▸ **Problem**
Everything in the listing except the pictures should be written out exactly.

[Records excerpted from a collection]

= = = = = = =

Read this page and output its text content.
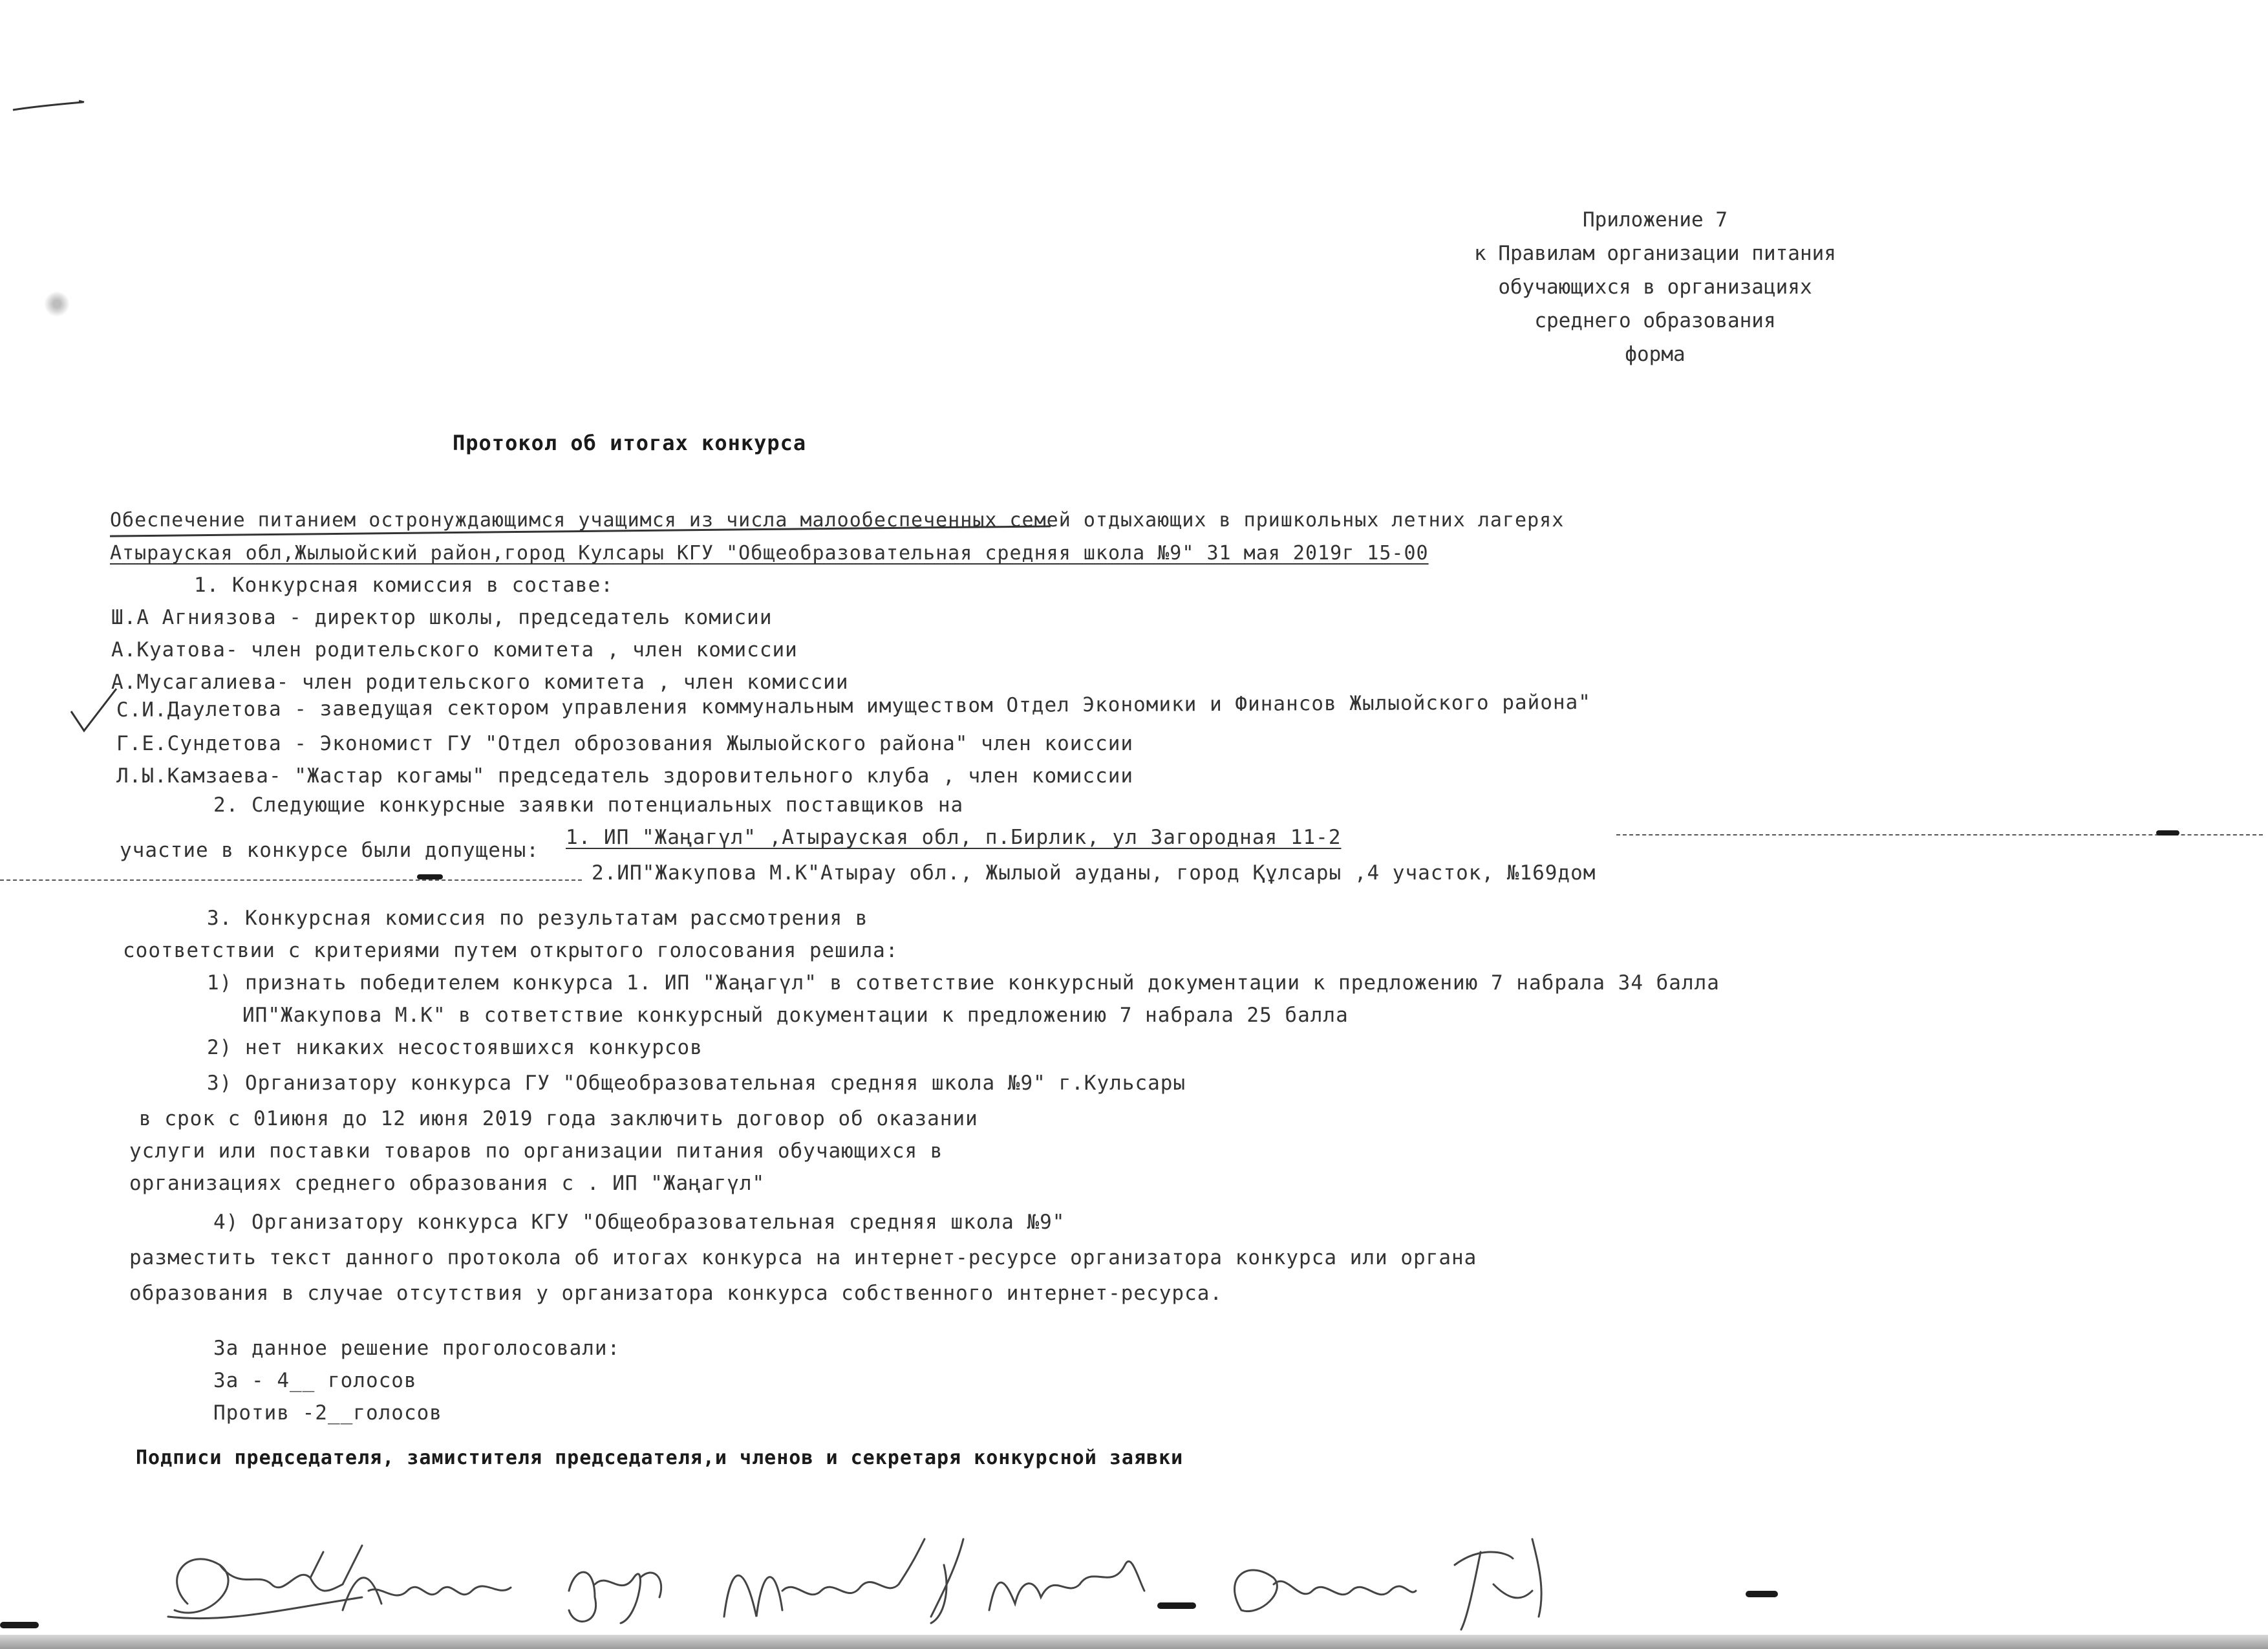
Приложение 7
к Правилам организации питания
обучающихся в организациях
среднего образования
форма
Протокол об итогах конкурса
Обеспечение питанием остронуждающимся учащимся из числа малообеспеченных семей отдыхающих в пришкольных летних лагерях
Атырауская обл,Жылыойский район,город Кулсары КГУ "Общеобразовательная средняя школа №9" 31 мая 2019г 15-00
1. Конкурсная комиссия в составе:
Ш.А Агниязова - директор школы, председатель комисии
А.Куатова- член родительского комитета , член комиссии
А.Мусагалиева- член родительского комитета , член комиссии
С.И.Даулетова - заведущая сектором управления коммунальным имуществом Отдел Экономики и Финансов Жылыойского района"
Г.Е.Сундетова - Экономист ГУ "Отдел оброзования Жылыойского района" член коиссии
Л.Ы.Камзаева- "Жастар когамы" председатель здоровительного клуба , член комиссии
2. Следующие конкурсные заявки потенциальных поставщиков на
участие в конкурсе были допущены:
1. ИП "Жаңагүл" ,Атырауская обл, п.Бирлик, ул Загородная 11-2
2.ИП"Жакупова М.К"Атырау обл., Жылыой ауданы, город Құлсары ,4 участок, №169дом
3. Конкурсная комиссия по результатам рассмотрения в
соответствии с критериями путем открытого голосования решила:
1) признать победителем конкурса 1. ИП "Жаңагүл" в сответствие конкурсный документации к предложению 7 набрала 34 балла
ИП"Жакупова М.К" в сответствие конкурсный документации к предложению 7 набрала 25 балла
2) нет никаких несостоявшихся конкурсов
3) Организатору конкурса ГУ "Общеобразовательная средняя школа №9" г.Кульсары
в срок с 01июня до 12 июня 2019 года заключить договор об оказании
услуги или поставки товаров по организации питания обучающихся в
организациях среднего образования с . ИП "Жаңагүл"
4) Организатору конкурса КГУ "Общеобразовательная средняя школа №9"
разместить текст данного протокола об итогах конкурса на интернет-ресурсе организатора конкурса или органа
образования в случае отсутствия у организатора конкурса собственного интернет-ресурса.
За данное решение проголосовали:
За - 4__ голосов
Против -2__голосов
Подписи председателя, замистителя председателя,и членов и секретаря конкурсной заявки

= = = = = = =

▸ **Response**
Read this page and output its text content.
Приложение 7
к Правилам организации питания
обучающихся в организациях
среднего образования
форма
Протокол об итогах конкурса
Обеспечение питанием остронуждающимся учащимся из числа малообеспеченных семей отдыхающих в пришкольных летних лагерях
Атырауская обл,Жылыойский район,город Кулсары КГУ "Общеобразовательная средняя школа №9" 31 мая 2019г 15-00
1. Конкурсная комиссия в составе:
Ш.А Агниязова - директор школы, председатель комисии
А.Куатова- член родительского комитета , член комиссии
А.Мусагалиева- член родительского комитета , член комиссии
С.И.Даулетова - заведущая сектором управления коммунальным имуществом Отдел Экономики и Финансов Жылыойского района"
Г.Е.Сундетова - Экономист ГУ "Отдел оброзования Жылыойского района" член коиссии
Л.Ы.Камзаева- "Жастар когамы" председатель здоровительного клуба , член комиссии
2. Следующие конкурсные заявки потенциальных поставщиков на
участие в конкурсе были допущены:
1. ИП "Жаңагүл" ,Атырауская обл, п.Бирлик, ул Загородная 11-2
2.ИП"Жакупова М.К"Атырау обл., Жылыой ауданы, город Құлсары ,4 участок, №169дом
3. Конкурсная комиссия по результатам рассмотрения в
соответствии с критериями путем открытого голосования решила:
1) признать победителем конкурса 1. ИП "Жаңагүл" в сответствие конкурсный документации к предложению 7 набрала 34 балла
ИП"Жакупова М.К" в сответствие конкурсный документации к предложению 7 набрала 25 балла
2) нет никаких несостоявшихся конкурсов
3) Организатору конкурса ГУ "Общеобразовательная средняя школа №9" г.Кульсары
в срок с 01июня до 12 июня 2019 года заключить договор об оказании
услуги или поставки товаров по организации питания обучающихся в
организациях среднего образования с . ИП "Жаңагүл"
4) Организатору конкурса КГУ "Общеобразовательная средняя школа №9"
разместить текст данного протокола об итогах конкурса на интернет-ресурсе организатора конкурса или органа
образования в случае отсутствия у организатора конкурса собственного интернет-ресурса.
За данное решение проголосовали:
За - 4__ голосов
Против -2__голосов
Подписи председателя, замистителя председателя,и членов и секретаря конкурсной заявки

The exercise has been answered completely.